TASK DESCRIPTION:
Check each line of the material. Copy those containing "Heimatboten".

DATA PROVIDED:

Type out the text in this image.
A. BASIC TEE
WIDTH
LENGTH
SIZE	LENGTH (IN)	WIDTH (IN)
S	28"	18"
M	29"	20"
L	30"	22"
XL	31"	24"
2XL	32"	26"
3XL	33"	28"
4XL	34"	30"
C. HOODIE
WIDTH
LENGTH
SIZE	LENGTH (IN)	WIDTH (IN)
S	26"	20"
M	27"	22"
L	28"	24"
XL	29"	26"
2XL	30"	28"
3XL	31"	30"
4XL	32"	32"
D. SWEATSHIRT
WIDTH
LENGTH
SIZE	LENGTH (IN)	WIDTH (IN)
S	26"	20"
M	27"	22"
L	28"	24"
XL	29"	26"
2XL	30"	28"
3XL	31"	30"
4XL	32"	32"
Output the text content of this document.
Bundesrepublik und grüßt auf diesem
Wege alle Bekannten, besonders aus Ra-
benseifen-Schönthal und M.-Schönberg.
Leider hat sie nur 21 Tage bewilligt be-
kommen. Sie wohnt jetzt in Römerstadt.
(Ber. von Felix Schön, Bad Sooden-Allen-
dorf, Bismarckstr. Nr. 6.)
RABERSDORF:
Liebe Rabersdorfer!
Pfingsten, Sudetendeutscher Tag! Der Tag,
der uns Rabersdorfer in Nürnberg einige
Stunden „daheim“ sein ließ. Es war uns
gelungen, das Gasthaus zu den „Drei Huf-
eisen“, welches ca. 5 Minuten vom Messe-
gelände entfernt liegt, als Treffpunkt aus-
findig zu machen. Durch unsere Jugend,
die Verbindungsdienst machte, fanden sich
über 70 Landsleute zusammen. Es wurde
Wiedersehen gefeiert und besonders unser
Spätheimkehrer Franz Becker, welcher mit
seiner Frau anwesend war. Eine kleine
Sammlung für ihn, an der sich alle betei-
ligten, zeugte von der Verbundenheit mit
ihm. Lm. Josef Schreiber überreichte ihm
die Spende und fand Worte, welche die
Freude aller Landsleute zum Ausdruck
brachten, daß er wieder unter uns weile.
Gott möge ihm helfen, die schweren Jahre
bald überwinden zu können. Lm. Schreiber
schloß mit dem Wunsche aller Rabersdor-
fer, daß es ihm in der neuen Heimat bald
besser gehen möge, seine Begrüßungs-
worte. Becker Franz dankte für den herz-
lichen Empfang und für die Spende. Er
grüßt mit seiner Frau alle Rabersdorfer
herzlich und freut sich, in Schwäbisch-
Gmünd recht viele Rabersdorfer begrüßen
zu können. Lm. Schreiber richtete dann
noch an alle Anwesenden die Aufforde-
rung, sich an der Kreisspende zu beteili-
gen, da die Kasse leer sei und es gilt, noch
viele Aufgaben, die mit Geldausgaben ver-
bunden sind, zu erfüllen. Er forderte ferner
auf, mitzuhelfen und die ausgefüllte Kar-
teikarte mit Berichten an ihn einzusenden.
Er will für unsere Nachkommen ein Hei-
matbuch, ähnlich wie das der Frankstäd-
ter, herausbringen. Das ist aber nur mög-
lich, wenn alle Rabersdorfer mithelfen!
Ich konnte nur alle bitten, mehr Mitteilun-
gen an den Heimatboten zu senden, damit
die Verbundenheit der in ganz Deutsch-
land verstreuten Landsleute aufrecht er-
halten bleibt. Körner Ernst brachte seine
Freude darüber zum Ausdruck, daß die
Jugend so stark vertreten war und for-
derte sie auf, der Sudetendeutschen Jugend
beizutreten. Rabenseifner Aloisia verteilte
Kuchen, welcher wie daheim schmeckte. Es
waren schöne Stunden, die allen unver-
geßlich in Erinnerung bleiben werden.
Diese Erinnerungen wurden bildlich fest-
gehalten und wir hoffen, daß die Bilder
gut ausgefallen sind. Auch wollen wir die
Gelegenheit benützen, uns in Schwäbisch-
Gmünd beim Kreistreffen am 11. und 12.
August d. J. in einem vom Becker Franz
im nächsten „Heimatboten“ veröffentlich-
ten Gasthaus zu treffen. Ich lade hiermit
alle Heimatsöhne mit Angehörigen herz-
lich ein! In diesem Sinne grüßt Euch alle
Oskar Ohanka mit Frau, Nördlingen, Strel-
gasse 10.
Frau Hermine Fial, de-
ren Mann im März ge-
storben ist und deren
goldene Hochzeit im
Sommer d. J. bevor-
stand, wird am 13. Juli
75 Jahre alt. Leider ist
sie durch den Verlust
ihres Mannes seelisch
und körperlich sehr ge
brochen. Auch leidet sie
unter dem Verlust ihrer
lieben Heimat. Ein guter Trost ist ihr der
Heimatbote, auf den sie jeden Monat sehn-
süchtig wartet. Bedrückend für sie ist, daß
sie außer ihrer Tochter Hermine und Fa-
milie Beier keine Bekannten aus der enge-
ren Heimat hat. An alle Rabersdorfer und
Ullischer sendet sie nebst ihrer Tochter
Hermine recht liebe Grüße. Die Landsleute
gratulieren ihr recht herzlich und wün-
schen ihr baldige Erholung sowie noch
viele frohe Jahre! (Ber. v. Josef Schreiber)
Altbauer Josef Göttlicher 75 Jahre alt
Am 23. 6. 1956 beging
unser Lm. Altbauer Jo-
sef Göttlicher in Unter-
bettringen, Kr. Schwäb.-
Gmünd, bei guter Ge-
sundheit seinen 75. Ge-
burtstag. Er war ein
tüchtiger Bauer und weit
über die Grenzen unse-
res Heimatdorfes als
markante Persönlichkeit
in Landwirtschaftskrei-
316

ANSWER BELOW:
gen an den Heimatboten zu senden, damit
im nächsten „Heimatboten“ veröffentlich-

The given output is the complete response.